- [Written request] Every entry that follows needs to be repeated exactly.

[start Records to use]

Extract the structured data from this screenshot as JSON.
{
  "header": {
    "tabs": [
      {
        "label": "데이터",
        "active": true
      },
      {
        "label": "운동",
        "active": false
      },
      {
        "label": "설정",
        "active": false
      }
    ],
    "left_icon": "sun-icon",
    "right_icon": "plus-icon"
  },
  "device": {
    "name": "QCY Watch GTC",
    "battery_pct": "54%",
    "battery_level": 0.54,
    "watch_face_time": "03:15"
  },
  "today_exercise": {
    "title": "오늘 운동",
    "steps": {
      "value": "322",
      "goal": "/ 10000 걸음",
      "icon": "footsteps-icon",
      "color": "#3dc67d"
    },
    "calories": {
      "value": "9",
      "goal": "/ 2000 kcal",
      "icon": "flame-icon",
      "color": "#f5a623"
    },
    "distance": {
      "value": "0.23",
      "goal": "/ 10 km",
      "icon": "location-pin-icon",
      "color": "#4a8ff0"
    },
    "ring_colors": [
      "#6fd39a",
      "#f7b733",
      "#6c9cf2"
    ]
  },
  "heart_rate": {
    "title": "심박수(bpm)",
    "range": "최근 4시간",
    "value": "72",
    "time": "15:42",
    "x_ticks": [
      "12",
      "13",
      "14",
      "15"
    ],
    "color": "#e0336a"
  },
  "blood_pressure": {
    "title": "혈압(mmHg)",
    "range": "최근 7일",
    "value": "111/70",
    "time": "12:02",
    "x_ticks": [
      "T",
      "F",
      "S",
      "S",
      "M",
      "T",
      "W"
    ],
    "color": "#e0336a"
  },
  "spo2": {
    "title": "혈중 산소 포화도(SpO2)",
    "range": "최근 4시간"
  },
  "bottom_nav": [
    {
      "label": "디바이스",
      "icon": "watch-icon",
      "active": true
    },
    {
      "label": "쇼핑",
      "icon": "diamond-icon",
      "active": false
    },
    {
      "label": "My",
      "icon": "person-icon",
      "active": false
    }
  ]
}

[end Records to use]

- [Task answer]
Extract the structured data from this screenshot as JSON.
{
  "header": {
    "tabs": [
      {
        "label": "데이터",
        "active": true
      },
      {
        "label": "운동",
        "active": false
      },
      {
        "label": "설정",
        "active": false
      }
    ],
    "left_icon": "sun-icon",
    "right_icon": "plus-icon"
  },
  "device": {
    "name": "QCY Watch GTC",
    "battery_pct": "54%",
    "battery_level": 0.54,
    "watch_face_time": "03:15"
  },
  "today_exercise": {
    "title": "오늘 운동",
    "steps": {
      "value": "322",
      "goal": "/ 10000 걸음",
      "icon": "footsteps-icon",
      "color": "#3dc67d"
    },
    "calories": {
      "value": "9",
      "goal": "/ 2000 kcal",
      "icon": "flame-icon",
      "color": "#f5a623"
    },
    "distance": {
      "value": "0.23",
      "goal": "/ 10 km",
      "icon": "location-pin-icon",
      "color": "#4a8ff0"
    },
    "ring_colors": [
      "#6fd39a",
      "#f7b733",
      "#6c9cf2"
    ]
  },
  "heart_rate": {
    "title": "심박수(bpm)",
    "range": "최근 4시간",
    "value": "72",
    "time": "15:42",
    "x_ticks": [
      "12",
      "13",
      "14",
      "15"
    ],
    "color": "#e0336a"
  },
  "blood_pressure": {
    "title": "혈압(mmHg)",
    "range": "최근 7일",
    "value": "111/70",
    "time": "12:02",
    "x_ticks": [
      "T",
      "F",
      "S",
      "S",
      "M",
      "T",
      "W"
    ],
    "color": "#e0336a"
  },
  "spo2": {
    "title": "혈중 산소 포화도(SpO2)",
    "range": "최근 4시간"
  },
  "bottom_nav": [
    {
      "label": "디바이스",
      "icon": "watch-icon",
      "active": true
    },
    {
      "label": "쇼핑",
      "icon": "diamond-icon",
      "active": false
    },
    {
      "label": "My",
      "icon": "person-icon",
      "active": false
    }
  ]
}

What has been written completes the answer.